**LISTE DES ACTIVITÉS**
**A.** Pour chacune des affirmations suivantes, dites si elle concorde avec l'article sur Boeing, en répondant par oui ou non et en citant mot pour mot le passage de l'article qui tranche. (i) En 2007, le contrat de vente d'avions opposait Boeing à Airbus. (ii) George W. Bush s'est rendu à Barhein en janvier 2007. (iii) Les télégrammes diplomatiques ont été publiés par Le Vif.
**B.** Prolongez l'article sur Boeing par quelques phrases qui suivent sa dernière phrase.

**TEXTE PRÉSENTÉ**

* * *

Les USA agissent en agents commerciaux et favorisent Boeing

03/01/11 à 12:50 - Mise à jour à 12:49

Source: Le Vif

Pour décrocher un contrat de vente d'avions avec Barhein, en 2007, les Américains de Boeing et les Français d'Airbus se sont livrés à une lutte concurrentielle acharnée. Pour mettre toutes les chances de son côté, l'administration Bush n'a pas hésité à intervenir à plusieurs reprises, révèlent des télégrammes diplomatiques obtenus par Wikileaks et publiés par le New York times ce lundi.

Les USA agissent en agents commerciaux et favorisent Boeing

© Epa

En janvier 2008, George W. Bush s'est rendu lui-même à Barhein afin de sceller le contrat amorcé entre les autorités de cet émirat et la diplomatie américaine. Une grande première pour un président américain en exercice. "C'est la réalité de ce 21e siècle, les gouvernements interviennent de plus en plus pour soutenir leurs entreprises et nous devons faire la même chose", a déclaré Robert Hormats, sous-secrétaire d'Etat pour les affaires économiques au NY Times.

* * *

**EXTRAITS DE DONNÉES**
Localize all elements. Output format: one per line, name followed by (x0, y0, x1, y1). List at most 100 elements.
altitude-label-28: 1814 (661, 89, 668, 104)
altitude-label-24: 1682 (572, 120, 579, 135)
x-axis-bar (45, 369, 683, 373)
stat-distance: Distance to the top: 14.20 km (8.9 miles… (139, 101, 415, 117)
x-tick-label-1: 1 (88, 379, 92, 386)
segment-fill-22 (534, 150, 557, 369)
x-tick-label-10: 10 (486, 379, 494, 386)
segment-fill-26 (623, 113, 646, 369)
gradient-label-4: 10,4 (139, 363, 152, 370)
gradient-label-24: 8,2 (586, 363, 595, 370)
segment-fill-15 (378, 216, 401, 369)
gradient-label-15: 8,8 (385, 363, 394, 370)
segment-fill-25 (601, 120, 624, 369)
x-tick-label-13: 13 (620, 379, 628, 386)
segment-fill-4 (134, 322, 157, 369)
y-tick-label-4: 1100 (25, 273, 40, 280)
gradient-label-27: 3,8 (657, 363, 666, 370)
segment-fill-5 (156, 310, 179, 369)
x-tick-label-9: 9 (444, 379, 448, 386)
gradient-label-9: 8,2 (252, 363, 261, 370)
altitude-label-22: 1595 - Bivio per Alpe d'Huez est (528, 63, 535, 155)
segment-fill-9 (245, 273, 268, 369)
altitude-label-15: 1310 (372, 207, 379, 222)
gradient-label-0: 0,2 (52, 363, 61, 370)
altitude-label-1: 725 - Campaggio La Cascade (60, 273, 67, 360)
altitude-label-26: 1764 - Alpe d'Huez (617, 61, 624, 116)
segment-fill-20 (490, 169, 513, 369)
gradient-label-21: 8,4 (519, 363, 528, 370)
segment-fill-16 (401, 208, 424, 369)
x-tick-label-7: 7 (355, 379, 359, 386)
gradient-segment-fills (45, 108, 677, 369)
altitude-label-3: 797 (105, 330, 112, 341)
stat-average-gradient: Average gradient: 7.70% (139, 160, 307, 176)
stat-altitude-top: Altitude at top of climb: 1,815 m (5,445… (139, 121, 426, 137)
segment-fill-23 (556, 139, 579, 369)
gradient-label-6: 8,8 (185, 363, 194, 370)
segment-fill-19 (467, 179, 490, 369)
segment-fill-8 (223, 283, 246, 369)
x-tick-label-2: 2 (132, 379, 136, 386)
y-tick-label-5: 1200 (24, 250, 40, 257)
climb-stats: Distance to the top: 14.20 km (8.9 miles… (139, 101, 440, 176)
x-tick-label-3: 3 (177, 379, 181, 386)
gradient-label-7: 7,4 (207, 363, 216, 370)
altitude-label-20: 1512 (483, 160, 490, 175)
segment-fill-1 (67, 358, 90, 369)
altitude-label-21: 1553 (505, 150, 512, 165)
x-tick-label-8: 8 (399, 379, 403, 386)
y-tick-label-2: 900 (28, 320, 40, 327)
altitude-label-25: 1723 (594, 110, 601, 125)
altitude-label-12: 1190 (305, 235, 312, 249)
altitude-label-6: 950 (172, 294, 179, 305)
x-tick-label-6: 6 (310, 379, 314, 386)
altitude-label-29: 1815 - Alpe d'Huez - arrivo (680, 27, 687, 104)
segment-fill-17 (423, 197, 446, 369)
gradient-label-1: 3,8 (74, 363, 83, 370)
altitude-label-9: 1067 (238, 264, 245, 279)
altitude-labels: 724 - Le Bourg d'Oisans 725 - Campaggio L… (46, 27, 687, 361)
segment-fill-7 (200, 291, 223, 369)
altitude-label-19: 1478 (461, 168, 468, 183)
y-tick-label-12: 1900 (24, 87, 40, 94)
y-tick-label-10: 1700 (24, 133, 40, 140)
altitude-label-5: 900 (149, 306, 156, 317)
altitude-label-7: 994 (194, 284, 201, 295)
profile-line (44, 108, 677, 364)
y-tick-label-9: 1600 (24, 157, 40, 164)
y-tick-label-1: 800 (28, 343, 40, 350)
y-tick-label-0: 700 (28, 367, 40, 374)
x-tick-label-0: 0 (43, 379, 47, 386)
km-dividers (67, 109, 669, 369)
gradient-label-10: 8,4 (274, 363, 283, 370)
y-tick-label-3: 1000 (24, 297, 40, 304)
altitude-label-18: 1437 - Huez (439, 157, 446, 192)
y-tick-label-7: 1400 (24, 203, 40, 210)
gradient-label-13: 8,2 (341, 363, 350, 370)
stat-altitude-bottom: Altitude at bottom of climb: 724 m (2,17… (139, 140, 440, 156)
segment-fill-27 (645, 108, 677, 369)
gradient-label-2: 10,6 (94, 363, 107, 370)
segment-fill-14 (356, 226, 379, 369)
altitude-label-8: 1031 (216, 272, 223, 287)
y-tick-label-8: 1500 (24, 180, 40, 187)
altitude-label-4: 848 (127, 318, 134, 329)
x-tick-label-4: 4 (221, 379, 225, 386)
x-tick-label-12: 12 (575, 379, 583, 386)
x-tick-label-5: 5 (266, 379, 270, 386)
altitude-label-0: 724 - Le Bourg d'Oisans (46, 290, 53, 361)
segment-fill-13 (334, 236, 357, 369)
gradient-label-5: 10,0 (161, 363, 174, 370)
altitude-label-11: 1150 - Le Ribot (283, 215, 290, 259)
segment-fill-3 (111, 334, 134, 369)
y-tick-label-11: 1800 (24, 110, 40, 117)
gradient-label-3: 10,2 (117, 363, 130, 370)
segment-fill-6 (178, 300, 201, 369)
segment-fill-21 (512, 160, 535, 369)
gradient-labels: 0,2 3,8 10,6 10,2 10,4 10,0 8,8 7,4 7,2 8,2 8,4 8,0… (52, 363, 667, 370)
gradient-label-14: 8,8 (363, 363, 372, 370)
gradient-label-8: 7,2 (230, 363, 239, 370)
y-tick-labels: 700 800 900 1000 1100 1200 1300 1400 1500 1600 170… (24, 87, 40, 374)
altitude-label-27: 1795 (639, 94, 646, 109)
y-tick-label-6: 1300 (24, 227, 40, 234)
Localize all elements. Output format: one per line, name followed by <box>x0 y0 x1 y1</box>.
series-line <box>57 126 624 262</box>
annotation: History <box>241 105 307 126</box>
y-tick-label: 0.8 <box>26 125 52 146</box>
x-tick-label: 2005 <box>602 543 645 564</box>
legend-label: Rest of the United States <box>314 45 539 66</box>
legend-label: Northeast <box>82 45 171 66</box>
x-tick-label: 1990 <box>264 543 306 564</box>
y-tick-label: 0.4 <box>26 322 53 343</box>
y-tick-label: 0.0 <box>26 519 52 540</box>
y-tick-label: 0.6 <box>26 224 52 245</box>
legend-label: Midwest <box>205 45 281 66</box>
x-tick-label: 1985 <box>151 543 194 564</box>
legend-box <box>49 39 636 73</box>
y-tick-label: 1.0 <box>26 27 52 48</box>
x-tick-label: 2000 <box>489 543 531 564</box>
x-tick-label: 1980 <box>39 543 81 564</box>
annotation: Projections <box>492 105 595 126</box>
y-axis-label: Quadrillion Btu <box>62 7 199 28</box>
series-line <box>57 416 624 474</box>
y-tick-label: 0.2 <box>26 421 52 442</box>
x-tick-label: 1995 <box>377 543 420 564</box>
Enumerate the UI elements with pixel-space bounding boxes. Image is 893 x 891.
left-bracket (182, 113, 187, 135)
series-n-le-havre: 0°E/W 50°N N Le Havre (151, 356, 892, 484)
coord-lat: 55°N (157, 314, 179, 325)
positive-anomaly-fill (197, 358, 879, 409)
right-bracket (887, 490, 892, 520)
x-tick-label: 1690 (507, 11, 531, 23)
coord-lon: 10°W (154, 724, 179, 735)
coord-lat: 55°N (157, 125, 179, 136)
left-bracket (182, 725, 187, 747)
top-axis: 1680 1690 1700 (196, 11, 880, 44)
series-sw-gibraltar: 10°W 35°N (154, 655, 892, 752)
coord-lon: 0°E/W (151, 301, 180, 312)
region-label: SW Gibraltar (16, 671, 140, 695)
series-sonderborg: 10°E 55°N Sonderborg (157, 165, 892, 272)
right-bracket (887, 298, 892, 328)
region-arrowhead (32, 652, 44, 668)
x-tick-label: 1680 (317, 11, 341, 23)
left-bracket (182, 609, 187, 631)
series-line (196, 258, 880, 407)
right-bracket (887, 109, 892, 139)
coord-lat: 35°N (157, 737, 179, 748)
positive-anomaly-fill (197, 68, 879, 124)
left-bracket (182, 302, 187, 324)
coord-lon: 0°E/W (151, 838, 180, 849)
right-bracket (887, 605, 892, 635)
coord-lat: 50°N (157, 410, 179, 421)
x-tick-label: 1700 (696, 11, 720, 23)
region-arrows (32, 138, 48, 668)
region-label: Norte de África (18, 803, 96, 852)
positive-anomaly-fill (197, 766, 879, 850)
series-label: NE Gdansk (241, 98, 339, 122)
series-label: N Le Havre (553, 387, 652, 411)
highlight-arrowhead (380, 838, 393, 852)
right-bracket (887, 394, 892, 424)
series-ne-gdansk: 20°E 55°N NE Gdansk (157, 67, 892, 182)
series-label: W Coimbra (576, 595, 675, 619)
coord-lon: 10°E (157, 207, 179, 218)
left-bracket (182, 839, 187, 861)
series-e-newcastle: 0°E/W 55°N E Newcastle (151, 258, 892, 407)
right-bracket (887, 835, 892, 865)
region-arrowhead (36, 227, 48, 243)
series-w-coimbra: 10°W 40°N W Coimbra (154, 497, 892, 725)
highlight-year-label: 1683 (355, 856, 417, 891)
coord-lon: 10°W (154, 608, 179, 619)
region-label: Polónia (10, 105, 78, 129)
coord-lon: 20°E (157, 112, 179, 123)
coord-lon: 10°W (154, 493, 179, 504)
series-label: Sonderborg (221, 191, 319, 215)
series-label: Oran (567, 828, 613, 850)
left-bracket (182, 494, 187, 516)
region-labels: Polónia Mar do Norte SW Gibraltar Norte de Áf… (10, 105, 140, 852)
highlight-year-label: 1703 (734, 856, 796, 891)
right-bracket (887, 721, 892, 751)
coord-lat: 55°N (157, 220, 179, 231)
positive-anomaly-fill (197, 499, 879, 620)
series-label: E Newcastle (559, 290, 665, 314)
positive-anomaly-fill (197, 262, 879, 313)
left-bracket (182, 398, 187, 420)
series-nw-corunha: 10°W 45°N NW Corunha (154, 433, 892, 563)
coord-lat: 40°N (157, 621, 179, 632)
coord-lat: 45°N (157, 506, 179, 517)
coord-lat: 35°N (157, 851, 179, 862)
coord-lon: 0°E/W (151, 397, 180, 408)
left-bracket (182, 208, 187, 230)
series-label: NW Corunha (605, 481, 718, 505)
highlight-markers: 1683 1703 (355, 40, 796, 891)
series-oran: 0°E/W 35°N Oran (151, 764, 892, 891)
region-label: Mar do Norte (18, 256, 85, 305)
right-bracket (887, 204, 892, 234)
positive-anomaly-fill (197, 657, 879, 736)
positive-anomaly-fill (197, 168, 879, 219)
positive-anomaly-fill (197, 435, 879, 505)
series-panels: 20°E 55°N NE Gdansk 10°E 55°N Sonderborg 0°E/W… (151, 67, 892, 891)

* * *

**CORRIGÉ DES ACTIVITÉS**
**A.**
(i) Oui : « les Américains de Boeing et les Français d'Airbus se sont livrés à une lutte concurrentielle acharnée ».
(ii) Non : « En janvier 2008, George W. Bush s'est rendu lui-même à Barhein ».
(iii) Non : « publiés par le New York times ce lundi ».

**B.**
Un de ces câbles relate également l'intervention du département d'Etat américain pour que Boeing accède à la demande du roi d'Arabie Saoudite Abdullah d'avoir sur son avion la même technologie que l'avion présidentiel américain Air Force One. Interrogé par le NY Times, le département d'Etat a confirmé être intervenu pour "autoriser" cet aménagement dont dépendait la signature d'un gros contrat. En novembre 2006, la compagnie publique saoudienne avait finalement signé un contrat pour 12 Boeing 777-300ER pour un montant de 3,3 milliards de dollars.

Des exigences liées au contrat

Un autre câble révèle que le Premier Ministre du Bangladesh Sheikh Hasina a exigé un droit d'atterrissage à l'aéroport JF Kennedy. Sans quoi elle ne verrait pas l'utilité d'un Boeing. Le Times précise cependant que le contrat s'est clôturé sans l'octroi de ce droit.

Cette tentative d'échange est le témoin des logiques commerciales en vigueur.Ces pratiques se sont poursuivies malgré des accords tacites selon lesquels les dirigeants européens et américains doivent s'abstenir de se mêler des contrats aériens.